Dataset items:

-- Begin --

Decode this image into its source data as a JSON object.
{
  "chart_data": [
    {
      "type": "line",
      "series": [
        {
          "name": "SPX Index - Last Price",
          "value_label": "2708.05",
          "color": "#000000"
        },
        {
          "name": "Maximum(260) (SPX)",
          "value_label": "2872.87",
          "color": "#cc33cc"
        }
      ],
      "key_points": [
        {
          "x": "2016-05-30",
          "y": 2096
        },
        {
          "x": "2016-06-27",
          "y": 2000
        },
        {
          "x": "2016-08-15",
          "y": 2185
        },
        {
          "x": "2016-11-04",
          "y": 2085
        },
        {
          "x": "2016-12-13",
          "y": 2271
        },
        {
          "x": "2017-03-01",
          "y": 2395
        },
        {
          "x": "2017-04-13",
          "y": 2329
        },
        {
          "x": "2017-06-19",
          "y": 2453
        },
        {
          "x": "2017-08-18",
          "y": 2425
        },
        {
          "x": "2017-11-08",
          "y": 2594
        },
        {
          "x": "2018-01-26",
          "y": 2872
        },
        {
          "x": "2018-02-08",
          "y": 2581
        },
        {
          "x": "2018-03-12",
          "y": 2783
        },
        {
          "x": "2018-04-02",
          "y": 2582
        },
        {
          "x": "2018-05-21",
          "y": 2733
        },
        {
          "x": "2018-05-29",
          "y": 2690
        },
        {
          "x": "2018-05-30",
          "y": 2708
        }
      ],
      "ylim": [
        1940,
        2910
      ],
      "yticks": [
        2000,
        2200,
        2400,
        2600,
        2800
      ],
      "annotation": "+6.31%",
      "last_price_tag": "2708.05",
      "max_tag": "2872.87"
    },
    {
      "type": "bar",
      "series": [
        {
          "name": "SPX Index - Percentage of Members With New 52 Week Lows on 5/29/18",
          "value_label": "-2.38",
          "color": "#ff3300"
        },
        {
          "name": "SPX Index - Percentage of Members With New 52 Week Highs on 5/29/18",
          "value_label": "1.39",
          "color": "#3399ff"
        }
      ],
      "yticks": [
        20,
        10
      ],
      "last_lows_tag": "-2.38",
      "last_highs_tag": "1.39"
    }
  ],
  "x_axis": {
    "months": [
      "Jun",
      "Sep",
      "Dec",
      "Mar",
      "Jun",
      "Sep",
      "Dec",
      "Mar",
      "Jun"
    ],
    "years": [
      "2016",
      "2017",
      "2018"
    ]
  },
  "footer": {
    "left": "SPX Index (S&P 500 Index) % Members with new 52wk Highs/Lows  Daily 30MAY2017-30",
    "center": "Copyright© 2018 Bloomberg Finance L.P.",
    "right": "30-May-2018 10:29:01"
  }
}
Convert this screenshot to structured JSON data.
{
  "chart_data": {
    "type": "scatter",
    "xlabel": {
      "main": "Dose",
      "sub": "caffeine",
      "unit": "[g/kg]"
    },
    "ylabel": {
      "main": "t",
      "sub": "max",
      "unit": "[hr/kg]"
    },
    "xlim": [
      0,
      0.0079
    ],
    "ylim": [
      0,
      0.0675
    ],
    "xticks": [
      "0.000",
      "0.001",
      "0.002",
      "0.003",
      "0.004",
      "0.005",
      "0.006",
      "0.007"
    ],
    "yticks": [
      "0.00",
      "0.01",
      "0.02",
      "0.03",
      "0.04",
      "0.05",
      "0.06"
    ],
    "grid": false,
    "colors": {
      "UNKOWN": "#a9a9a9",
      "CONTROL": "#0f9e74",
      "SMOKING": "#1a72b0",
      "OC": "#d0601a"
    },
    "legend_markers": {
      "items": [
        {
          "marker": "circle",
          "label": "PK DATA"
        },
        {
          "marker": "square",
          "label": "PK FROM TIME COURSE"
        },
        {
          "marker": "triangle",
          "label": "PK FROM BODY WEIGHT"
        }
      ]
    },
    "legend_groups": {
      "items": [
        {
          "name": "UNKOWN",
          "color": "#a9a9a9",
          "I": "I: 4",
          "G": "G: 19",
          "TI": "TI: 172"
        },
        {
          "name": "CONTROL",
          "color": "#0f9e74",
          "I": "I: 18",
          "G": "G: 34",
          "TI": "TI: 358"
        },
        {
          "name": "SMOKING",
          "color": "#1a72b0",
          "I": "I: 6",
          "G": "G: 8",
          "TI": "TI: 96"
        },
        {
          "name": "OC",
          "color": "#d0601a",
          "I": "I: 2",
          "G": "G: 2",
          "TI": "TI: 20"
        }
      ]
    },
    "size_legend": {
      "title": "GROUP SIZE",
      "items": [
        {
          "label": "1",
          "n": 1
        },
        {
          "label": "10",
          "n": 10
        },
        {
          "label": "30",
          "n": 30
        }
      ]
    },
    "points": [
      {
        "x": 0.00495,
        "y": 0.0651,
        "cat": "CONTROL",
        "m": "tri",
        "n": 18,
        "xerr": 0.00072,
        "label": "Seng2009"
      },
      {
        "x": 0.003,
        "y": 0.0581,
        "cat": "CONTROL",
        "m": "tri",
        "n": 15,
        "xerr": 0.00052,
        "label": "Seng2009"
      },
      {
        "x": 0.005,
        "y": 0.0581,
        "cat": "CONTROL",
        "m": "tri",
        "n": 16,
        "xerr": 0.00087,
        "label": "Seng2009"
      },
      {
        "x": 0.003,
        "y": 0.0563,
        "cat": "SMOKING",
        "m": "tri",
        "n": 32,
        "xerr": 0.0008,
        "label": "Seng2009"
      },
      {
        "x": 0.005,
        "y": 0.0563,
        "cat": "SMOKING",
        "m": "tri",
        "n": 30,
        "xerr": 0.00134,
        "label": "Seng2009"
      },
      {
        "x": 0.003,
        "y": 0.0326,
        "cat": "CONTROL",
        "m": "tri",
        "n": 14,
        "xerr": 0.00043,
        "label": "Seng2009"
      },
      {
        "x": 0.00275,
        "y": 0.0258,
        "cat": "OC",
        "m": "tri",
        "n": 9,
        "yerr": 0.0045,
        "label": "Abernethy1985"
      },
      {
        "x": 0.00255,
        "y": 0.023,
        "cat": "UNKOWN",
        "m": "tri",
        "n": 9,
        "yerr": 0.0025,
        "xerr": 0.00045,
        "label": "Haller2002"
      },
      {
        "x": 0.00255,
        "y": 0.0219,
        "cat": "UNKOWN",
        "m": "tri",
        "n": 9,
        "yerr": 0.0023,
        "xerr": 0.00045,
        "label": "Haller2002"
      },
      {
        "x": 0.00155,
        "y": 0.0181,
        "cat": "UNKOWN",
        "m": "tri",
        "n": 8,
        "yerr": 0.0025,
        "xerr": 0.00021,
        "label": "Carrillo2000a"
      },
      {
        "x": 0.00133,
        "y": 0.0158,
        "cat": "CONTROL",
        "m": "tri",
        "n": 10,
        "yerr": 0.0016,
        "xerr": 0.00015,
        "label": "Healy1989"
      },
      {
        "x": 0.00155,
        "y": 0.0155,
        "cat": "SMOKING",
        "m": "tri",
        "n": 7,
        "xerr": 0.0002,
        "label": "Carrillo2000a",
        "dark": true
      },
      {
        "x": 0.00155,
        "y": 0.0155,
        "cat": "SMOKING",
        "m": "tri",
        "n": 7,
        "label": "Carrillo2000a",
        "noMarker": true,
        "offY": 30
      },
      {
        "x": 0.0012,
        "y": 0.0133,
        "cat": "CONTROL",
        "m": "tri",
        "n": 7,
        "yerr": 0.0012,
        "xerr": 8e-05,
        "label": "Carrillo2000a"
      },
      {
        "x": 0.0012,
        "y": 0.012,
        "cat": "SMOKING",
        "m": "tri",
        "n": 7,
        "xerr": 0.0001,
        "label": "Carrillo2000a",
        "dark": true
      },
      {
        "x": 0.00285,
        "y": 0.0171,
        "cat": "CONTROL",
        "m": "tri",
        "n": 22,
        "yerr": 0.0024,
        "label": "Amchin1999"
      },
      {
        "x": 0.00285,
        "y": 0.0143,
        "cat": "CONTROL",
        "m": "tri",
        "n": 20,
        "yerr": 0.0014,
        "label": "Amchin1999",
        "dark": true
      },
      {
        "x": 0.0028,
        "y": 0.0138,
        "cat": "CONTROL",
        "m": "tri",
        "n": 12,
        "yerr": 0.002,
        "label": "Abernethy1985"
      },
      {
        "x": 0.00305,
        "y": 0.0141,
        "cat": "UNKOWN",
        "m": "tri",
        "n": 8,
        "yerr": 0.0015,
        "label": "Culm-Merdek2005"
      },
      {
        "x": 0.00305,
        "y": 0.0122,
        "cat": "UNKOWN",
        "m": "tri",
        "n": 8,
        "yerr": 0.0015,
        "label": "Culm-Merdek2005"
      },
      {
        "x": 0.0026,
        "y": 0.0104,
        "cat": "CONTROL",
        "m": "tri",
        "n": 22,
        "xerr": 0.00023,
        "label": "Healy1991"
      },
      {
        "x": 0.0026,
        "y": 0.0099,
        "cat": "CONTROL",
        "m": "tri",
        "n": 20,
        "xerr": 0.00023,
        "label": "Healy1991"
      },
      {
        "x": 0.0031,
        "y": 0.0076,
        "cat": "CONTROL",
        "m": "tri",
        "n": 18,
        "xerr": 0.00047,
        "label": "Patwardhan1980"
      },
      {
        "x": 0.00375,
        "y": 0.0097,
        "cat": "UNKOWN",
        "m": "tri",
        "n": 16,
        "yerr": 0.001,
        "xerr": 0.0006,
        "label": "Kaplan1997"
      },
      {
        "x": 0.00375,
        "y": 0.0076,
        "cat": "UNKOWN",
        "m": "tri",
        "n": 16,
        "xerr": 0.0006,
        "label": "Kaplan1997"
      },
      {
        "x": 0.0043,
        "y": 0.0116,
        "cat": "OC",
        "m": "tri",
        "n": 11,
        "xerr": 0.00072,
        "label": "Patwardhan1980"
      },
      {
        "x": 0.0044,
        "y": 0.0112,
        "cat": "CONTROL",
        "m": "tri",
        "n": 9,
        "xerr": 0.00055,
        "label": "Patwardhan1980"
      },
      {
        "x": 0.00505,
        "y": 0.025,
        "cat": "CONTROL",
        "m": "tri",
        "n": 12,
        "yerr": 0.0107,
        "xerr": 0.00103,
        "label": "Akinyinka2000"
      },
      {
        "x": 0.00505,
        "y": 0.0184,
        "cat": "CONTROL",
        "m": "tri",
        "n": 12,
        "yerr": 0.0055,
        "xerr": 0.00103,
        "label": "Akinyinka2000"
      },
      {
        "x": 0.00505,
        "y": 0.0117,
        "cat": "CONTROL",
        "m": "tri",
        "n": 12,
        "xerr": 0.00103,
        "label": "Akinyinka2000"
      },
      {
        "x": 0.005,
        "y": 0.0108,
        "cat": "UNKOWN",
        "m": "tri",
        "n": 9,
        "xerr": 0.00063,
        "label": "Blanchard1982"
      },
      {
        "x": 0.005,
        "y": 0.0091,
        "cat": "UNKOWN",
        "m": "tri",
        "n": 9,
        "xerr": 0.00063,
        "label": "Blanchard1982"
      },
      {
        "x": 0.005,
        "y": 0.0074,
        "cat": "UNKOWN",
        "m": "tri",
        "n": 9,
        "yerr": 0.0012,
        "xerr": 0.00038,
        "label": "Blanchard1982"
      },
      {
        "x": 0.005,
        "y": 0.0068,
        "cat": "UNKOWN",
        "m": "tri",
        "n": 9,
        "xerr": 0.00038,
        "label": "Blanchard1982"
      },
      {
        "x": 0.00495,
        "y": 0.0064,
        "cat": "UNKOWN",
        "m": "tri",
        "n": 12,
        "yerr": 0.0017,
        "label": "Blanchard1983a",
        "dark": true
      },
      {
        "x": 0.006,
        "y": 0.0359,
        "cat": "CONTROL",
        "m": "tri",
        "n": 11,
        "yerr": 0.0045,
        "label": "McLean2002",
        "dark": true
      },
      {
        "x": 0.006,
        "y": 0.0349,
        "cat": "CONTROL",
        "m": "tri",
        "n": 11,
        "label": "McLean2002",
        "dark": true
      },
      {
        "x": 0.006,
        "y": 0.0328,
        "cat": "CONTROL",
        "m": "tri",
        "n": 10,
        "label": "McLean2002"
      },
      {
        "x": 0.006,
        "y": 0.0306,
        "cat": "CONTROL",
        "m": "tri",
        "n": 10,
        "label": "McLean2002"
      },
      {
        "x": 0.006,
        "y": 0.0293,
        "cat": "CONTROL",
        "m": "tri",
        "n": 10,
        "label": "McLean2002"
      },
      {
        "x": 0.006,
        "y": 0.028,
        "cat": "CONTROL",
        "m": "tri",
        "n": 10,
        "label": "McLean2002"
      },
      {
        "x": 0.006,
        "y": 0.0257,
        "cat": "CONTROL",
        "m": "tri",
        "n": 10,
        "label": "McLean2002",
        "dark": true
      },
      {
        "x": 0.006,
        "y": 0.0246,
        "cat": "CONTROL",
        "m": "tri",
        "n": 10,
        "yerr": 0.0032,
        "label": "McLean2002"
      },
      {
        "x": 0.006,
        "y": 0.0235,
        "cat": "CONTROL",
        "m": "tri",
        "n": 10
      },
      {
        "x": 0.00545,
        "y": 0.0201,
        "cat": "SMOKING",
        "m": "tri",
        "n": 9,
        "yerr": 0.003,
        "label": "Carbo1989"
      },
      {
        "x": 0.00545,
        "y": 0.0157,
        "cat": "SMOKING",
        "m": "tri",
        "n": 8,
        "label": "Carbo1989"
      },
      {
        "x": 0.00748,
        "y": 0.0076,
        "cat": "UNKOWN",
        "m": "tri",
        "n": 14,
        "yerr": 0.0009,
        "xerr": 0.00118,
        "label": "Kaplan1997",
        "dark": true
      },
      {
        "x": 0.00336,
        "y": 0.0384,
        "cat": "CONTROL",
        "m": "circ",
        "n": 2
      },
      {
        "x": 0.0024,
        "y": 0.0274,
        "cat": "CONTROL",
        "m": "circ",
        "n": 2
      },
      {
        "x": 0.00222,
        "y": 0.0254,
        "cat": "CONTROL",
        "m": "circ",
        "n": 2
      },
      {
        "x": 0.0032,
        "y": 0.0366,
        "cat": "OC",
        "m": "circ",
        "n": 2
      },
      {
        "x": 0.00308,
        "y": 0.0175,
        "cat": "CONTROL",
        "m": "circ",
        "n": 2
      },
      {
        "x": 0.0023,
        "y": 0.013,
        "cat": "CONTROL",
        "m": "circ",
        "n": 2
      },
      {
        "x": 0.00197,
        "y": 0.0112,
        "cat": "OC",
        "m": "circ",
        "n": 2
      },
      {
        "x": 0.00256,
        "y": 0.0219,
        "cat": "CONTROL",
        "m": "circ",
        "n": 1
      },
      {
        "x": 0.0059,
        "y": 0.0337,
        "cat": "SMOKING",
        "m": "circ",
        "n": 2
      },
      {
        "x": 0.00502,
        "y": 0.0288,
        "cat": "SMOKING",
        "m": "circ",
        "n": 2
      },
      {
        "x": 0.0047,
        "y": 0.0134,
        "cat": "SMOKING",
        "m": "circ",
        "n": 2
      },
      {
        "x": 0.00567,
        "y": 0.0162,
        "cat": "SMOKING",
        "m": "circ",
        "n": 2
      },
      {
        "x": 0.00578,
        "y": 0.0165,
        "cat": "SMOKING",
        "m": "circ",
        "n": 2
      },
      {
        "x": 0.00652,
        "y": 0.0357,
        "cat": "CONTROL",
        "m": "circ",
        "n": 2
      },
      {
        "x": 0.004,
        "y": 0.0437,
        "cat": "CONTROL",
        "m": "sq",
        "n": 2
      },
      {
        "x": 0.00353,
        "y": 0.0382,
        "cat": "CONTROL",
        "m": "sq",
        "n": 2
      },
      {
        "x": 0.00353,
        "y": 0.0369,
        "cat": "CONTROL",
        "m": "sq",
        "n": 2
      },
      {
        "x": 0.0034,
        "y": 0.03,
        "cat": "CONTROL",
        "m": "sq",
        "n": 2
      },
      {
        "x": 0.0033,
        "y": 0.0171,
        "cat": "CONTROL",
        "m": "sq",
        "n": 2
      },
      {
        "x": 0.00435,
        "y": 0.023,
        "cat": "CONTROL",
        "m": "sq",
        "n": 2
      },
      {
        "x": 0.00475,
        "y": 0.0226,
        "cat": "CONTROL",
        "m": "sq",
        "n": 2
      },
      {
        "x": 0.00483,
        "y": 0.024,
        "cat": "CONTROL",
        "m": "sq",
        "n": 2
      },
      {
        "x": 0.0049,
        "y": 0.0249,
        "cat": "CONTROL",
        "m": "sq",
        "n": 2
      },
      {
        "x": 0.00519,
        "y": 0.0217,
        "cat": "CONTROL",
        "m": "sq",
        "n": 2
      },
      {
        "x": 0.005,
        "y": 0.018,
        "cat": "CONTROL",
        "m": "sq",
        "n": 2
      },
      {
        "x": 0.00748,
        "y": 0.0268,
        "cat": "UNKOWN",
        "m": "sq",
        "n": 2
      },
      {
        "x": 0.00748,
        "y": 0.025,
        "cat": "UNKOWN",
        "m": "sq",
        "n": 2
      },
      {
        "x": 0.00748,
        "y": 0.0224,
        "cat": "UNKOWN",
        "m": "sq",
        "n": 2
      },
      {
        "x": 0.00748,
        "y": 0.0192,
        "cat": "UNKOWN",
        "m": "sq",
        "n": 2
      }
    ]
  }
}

-- End --

*WHAT THIS TASK INVOLVES*:
Your answer should be a single number: the count of lines in the entries that contain the word "Index".

*THE OUTPUT*:
4